(Page records with their text)
····················

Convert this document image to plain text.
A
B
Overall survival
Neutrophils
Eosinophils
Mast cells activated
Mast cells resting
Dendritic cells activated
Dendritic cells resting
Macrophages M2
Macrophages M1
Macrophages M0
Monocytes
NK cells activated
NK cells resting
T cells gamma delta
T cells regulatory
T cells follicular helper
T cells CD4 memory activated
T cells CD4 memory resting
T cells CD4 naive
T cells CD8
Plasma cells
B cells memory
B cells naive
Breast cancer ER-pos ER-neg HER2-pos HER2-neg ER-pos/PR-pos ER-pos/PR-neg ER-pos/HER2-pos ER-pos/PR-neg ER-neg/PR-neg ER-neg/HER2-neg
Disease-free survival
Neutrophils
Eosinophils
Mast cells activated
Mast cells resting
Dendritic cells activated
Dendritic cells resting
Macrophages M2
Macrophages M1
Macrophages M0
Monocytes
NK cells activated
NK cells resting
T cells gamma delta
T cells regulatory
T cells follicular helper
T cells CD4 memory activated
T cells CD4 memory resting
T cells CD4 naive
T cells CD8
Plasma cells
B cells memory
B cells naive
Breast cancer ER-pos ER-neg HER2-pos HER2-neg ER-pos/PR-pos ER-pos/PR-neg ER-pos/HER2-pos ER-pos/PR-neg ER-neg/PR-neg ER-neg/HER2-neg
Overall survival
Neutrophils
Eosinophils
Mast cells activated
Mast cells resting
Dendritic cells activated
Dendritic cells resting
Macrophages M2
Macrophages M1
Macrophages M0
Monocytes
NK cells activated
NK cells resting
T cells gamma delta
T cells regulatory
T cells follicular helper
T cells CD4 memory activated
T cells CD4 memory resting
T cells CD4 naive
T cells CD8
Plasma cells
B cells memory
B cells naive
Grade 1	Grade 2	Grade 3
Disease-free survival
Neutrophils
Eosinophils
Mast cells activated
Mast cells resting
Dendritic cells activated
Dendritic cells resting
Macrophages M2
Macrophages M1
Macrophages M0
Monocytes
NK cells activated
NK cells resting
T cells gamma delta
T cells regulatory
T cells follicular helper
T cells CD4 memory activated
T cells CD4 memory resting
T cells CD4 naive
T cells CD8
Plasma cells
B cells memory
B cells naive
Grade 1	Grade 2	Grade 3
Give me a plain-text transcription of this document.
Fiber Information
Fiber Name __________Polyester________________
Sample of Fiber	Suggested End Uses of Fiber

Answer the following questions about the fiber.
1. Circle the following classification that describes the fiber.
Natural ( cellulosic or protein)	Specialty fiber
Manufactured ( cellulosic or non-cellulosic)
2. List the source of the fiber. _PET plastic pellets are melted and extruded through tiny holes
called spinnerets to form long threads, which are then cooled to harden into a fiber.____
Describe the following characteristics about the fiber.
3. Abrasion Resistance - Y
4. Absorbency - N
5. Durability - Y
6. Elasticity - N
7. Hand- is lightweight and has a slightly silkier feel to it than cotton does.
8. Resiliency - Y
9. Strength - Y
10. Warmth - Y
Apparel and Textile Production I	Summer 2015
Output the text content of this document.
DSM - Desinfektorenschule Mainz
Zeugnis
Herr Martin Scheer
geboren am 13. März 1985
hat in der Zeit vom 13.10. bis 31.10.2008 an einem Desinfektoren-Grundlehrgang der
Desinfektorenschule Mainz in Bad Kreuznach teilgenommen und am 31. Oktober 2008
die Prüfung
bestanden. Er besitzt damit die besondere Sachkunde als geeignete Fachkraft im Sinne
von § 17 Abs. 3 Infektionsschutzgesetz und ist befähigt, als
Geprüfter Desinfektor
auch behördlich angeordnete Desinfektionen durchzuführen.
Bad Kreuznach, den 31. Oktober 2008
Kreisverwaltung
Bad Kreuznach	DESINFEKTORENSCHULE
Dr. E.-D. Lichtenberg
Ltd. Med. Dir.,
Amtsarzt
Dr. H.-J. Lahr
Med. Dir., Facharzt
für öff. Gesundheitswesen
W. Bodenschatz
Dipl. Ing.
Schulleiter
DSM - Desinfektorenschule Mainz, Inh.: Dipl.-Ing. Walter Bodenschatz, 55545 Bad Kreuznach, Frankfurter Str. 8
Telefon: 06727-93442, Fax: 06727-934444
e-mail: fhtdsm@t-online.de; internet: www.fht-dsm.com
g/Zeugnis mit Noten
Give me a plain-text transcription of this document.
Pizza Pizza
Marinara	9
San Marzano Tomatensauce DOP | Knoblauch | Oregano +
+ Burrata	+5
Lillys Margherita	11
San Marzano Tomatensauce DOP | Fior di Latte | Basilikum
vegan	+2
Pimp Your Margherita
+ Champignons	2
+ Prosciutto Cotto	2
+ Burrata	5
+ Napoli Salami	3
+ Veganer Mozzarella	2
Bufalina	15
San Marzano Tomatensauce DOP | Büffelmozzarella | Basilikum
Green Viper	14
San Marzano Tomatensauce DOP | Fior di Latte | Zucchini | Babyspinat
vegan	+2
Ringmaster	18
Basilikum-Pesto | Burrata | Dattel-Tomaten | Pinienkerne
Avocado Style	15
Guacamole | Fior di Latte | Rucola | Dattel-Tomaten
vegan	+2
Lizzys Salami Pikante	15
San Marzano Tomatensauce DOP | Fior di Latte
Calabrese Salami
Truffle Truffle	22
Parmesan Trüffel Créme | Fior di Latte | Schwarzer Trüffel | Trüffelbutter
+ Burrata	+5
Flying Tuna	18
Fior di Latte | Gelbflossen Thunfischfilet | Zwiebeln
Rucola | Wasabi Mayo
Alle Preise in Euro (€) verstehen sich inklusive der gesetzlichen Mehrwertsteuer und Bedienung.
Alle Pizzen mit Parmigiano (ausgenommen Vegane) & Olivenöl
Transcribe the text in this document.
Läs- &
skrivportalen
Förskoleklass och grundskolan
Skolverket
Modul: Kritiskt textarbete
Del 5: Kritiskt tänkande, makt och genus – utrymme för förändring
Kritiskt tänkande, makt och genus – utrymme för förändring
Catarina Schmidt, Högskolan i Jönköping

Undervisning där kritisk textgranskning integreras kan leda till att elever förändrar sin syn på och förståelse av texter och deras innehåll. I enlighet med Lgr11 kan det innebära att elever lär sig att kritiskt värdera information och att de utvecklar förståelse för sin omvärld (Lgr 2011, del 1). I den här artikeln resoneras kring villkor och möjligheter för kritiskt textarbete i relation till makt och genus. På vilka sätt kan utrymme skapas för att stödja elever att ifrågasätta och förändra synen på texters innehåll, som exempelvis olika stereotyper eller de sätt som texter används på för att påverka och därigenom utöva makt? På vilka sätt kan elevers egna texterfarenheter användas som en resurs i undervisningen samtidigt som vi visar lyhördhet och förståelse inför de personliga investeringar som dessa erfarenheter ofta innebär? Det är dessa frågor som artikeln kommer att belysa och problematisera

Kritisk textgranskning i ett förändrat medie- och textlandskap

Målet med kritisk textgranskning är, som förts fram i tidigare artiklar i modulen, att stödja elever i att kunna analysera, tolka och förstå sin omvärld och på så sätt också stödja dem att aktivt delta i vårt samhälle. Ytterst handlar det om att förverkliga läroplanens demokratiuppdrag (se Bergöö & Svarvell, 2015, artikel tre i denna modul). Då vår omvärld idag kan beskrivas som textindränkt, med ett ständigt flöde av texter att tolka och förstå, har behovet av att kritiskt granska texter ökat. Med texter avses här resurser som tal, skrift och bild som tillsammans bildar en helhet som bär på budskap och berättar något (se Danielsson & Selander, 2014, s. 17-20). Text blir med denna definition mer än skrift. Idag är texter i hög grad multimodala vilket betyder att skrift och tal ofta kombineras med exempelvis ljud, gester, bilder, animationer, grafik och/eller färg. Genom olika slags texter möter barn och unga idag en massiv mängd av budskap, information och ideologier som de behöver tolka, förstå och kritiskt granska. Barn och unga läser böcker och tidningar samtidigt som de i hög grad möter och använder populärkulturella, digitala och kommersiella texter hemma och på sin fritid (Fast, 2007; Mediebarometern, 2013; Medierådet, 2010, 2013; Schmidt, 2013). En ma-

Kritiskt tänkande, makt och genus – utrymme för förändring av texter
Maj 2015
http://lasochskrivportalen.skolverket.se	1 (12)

····················

# Exercise
Among the records above, find each line holding "Fior" and list it.

# Response to the exercise
San Marzano Tomatensauce DOP | Fior di Latte | Basilikum
San Marzano Tomatensauce DOP | Fior di Latte | Zucchini | Babyspinat
Guacamole | Fior di Latte | Rucola | Dattel-Tomaten
San Marzano Tomatensauce DOP | Fior di Latte
Parmesan Trüffel Créme | Fior di Latte | Schwarzer Trüffel | Trüffelbutter
Fior di Latte | Gelbflossen Thunfischfilet | Zwiebeln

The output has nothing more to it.